__MATERIAL FOR THIS EXERCISE__.
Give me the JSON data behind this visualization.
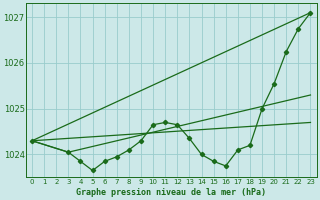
{
  "background_color": "#cce8e8",
  "grid_color": "#99cccc",
  "line_color": "#1a6b1a",
  "marker_color": "#1a6b1a",
  "title": "Graphe pression niveau de la mer (hPa)",
  "ylim": [
    1023.5,
    1027.3
  ],
  "yticks": [
    1024,
    1025,
    1026,
    1027
  ],
  "xlim": [
    -0.5,
    23.5
  ],
  "xticks": [
    0,
    1,
    2,
    3,
    4,
    5,
    6,
    7,
    8,
    9,
    10,
    11,
    12,
    13,
    14,
    15,
    16,
    17,
    18,
    19,
    20,
    21,
    22,
    23
  ],
  "series_main": {
    "x": [
      0,
      3,
      4,
      5,
      6,
      7,
      8,
      9,
      10,
      11,
      12,
      13,
      14,
      15,
      16,
      17,
      18,
      19,
      20,
      21,
      22,
      23
    ],
    "y": [
      1024.3,
      1024.05,
      1023.85,
      1023.65,
      1023.85,
      1023.95,
      1024.1,
      1024.3,
      1024.65,
      1024.7,
      1024.65,
      1024.35,
      1024.0,
      1023.85,
      1023.75,
      1024.1,
      1024.2,
      1025.0,
      1025.55,
      1026.25,
      1026.75,
      1027.1
    ]
  },
  "series_line1": {
    "comment": "straight line from (0,1024.3) to (23,1027.1)",
    "x": [
      0,
      23
    ],
    "y": [
      1024.3,
      1027.1
    ]
  },
  "series_line2": {
    "comment": "line from (0,1024.3) through (3,1024.05) to (23, ~1025.3)",
    "x": [
      0,
      3,
      23
    ],
    "y": [
      1024.3,
      1024.05,
      1025.3
    ]
  },
  "series_line3": {
    "comment": "line from (0,1024.3) to (23, ~1024.7)",
    "x": [
      0,
      23
    ],
    "y": [
      1024.3,
      1024.7
    ]
  }
}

__WHAT THE TASK REQUIRES__. Repeat the preceding records precisely, and leave every picture out of the copy.

__EXERCISE OUTPUT__.
Give me the JSON data behind this visualization.
{
  "background_color": "#cce8e8",
  "grid_color": "#99cccc",
  "line_color": "#1a6b1a",
  "marker_color": "#1a6b1a",
  "title": "Graphe pression niveau de la mer (hPa)",
  "ylim": [
    1023.5,
    1027.3
  ],
  "yticks": [
    1024,
    1025,
    1026,
    1027
  ],
  "xlim": [
    -0.5,
    23.5
  ],
  "xticks": [
    0,
    1,
    2,
    3,
    4,
    5,
    6,
    7,
    8,
    9,
    10,
    11,
    12,
    13,
    14,
    15,
    16,
    17,
    18,
    19,
    20,
    21,
    22,
    23
  ],
  "series_main": {
    "x": [
      0,
      3,
      4,
      5,
      6,
      7,
      8,
      9,
      10,
      11,
      12,
      13,
      14,
      15,
      16,
      17,
      18,
      19,
      20,
      21,
      22,
      23
    ],
    "y": [
      1024.3,
      1024.05,
      1023.85,
      1023.65,
      1023.85,
      1023.95,
      1024.1,
      1024.3,
      1024.65,
      1024.7,
      1024.65,
      1024.35,
      1024.0,
      1023.85,
      1023.75,
      1024.1,
      1024.2,
      1025.0,
      1025.55,
      1026.25,
      1026.75,
      1027.1
    ]
  },
  "series_line1": {
    "comment": "straight line from (0,1024.3) to (23,1027.1)",
    "x": [
      0,
      23
    ],
    "y": [
      1024.3,
      1027.1
    ]
  },
  "series_line2": {
    "comment": "line from (0,1024.3) through (3,1024.05) to (23, ~1025.3)",
    "x": [
      0,
      3,
      23
    ],
    "y": [
      1024.3,
      1024.05,
      1025.3
    ]
  },
  "series_line3": {
    "comment": "line from (0,1024.3) to (23, ~1024.7)",
    "x": [
      0,
      23
    ],
    "y": [
      1024.3,
      1024.7
    ]
  }
}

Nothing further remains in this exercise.